> _Available data_
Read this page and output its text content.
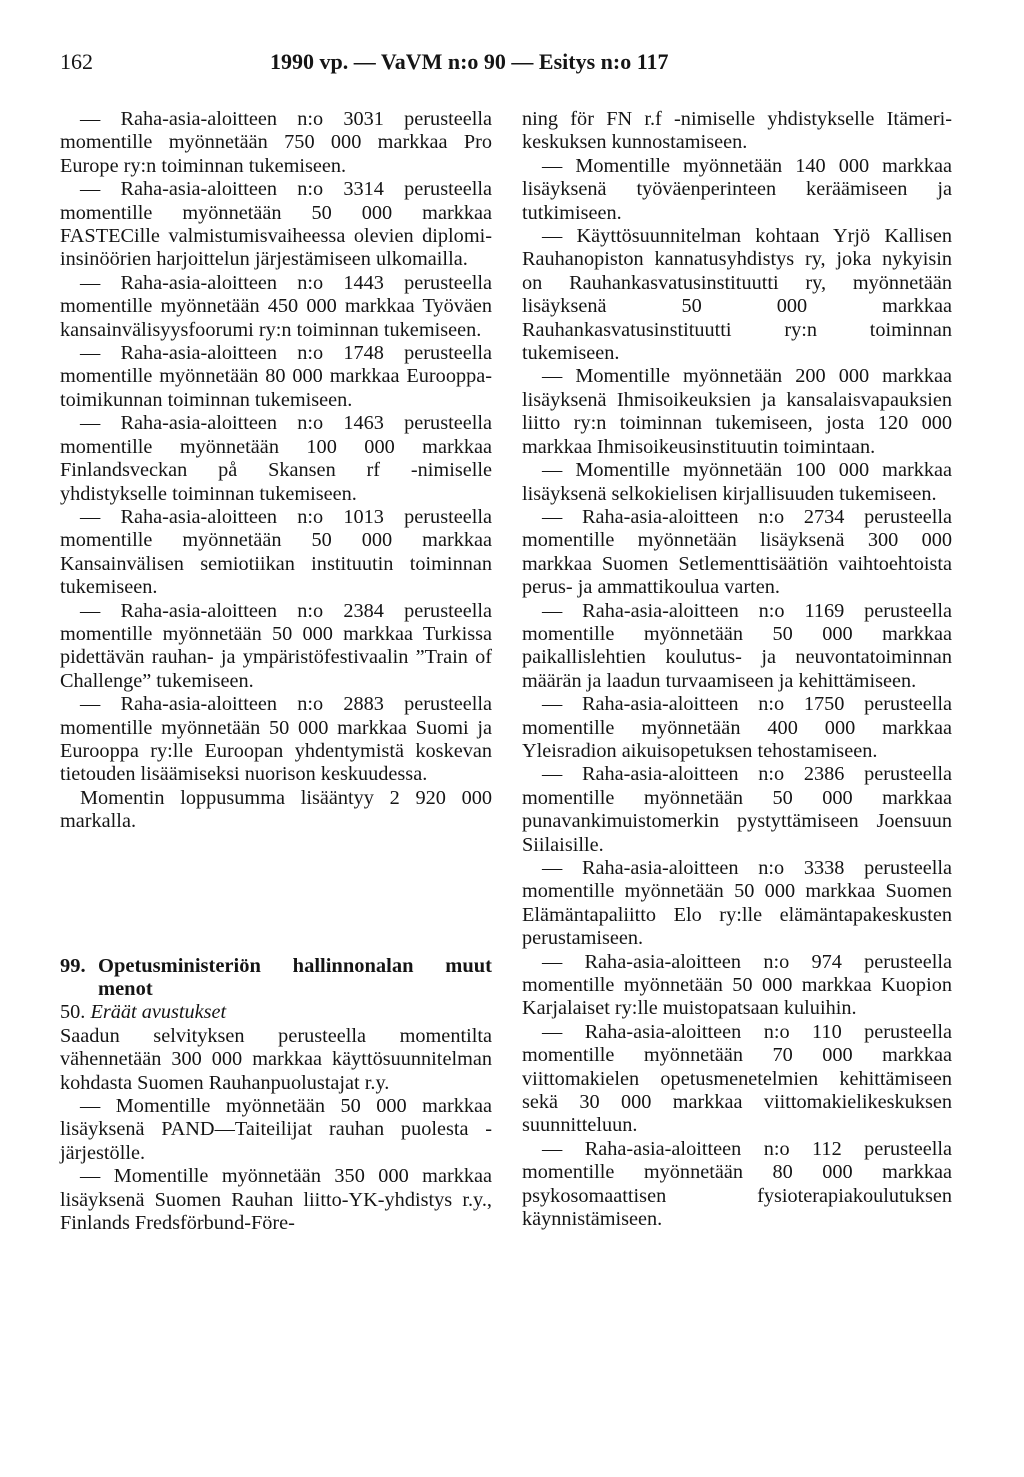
162	1990 vp. — VaVM n:o 90 — Esitys n:o 117

— Raha-asia-aloitteen n:o 3031 perusteella momentille myönnetään 750 000 markkaa Pro Europe ry:n toiminnan tukemiseen.

— Raha-asia-aloitteen n:o 3314 perusteella momentille myönnetään 50 000 markkaa FASTECille valmistumisvaiheessa olevien diplomi-insinöörien harjoittelun järjestämiseen ulkomailla.

— Raha-asia-aloitteen n:o 1443 perusteella momentille myönnetään 450 000 markkaa Työväen kansainvälisyysfoorumi ry:n toiminnan tukemiseen.

— Raha-asia-aloitteen n:o 1748 perusteella momentille myönnetään 80 000 markkaa Eurooppa-toimikunnan toiminnan tukemiseen.

— Raha-asia-aloitteen n:o 1463 perusteella momentille myönnetään 100 000 markkaa Finlandsveckan på Skansen rf -nimiselle yhdistykselle toiminnan tukemiseen.

— Raha-asia-aloitteen n:o 1013 perusteella momentille myönnetään 50 000 markkaa Kansainvälisen semiotiikan instituutin toiminnan tukemiseen.

— Raha-asia-aloitteen n:o 2384 perusteella momentille myönnetään 50 000 markkaa Turkissa pidettävän rauhan- ja ympäristöfestivaalin ”Train of Challenge” tukemiseen.

— Raha-asia-aloitteen n:o 2883 perusteella momentille myönnetään 50 000 markkaa Suomi ja Eurooppa ry:lle Euroopan yhdentymistä koskevan tietouden lisäämiseksi nuorison keskuudessa.

Momentin loppusumma lisääntyy 2 920 000 markalla.

99. Opetusministeriön hallinnonalan muut menot

50. Eräät avustukset

Saadun selvityksen perusteella momentilta vähennetään 300 000 markkaa käyttösuunnitelman kohdasta Suomen Rauhanpuolustajat r.y.

— Momentille myönnetään 50 000 markkaa lisäyksenä PAND—Taiteilijat rauhan puolesta -järjestölle.

— Momentille myönnetään 350 000 markkaa lisäyksenä Suomen Rauhan liitto-YK-yhdistys r.y., Finlands Fredsförbund-Före-

ning för FN r.f -nimiselle yhdistykselle Itämeri-keskuksen kunnostamiseen.

— Momentille myönnetään 140 000 markkaa lisäyksenä työväenperinteen keräämiseen ja tutkimiseen.

— Käyttösuunnitelman kohtaan Yrjö Kallisen Rauhanopiston kannatusyhdistys ry, joka nykyisin on Rauhankasvatusinstituutti ry, myönnetään lisäyksenä 50 000 markkaa Rauhankasvatusinstituutti ry:n toiminnan tukemiseen.

— Momentille myönnetään 200 000 markkaa lisäyksenä Ihmisoikeuksien ja kansalaisvapauksien liitto ry:n toiminnan tukemiseen, josta 120 000 markkaa Ihmisoikeusinstituutin toimintaan.

— Momentille myönnetään 100 000 markkaa lisäyksenä selkokielisen kirjallisuuden tukemiseen.

— Raha-asia-aloitteen n:o 2734 perusteella momentille myönnetään lisäyksenä 300 000 markkaa Suomen Setlementtisäätiön vaihtoehtoista perus- ja ammattikoulua varten.

— Raha-asia-aloitteen n:o 1169 perusteella momentille myönnetään 50 000 markkaa paikallislehtien koulutus- ja neuvontatoiminnan määrän ja laadun turvaamiseen ja kehittämiseen.

— Raha-asia-aloitteen n:o 1750 perusteella momentille myönnetään 400 000 markkaa Yleisradion aikuisopetuksen tehostamiseen.

— Raha-asia-aloitteen n:o 2386 perusteella momentille myönnetään 50 000 markkaa punavankimuistomerkin pystyttämiseen Joensuun Siilaisille.

— Raha-asia-aloitteen n:o 3338 perusteella momentille myönnetään 50 000 markkaa Suomen Elämäntapaliitto Elo ry:lle elämäntapakeskusten perustamiseen.

— Raha-asia-aloitteen n:o 974 perusteella momentille myönnetään 50 000 markkaa Kuopion Karjalaiset ry:lle muistopatsaan kuluihin.

— Raha-asia-aloitteen n:o 110 perusteella momentille myönnetään 70 000 markkaa viittomakielen opetusmenetelmien kehittämiseen sekä 30 000 markkaa viittomakielikeskuksen suunnitteluun.

— Raha-asia-aloitteen n:o 112 perusteella momentille myönnetään 80 000 markkaa psykosomaattisen fysioterapiakoulutuksen käynnistämiseen.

> _What needs to be done_
Extract, from the listing above, every line where the string "yhdistykselle" occurs.

> _Solution for this problem_
— Raha-asia-aloitteen n:o 1463 perusteella momentille myönnetään 100 000 markkaa Finlandsveckan på Skansen rf -nimiselle yhdistykselle toiminnan tukemiseen.
ning för FN r.f -nimiselle yhdistykselle Itämeri-keskuksen kunnostamiseen.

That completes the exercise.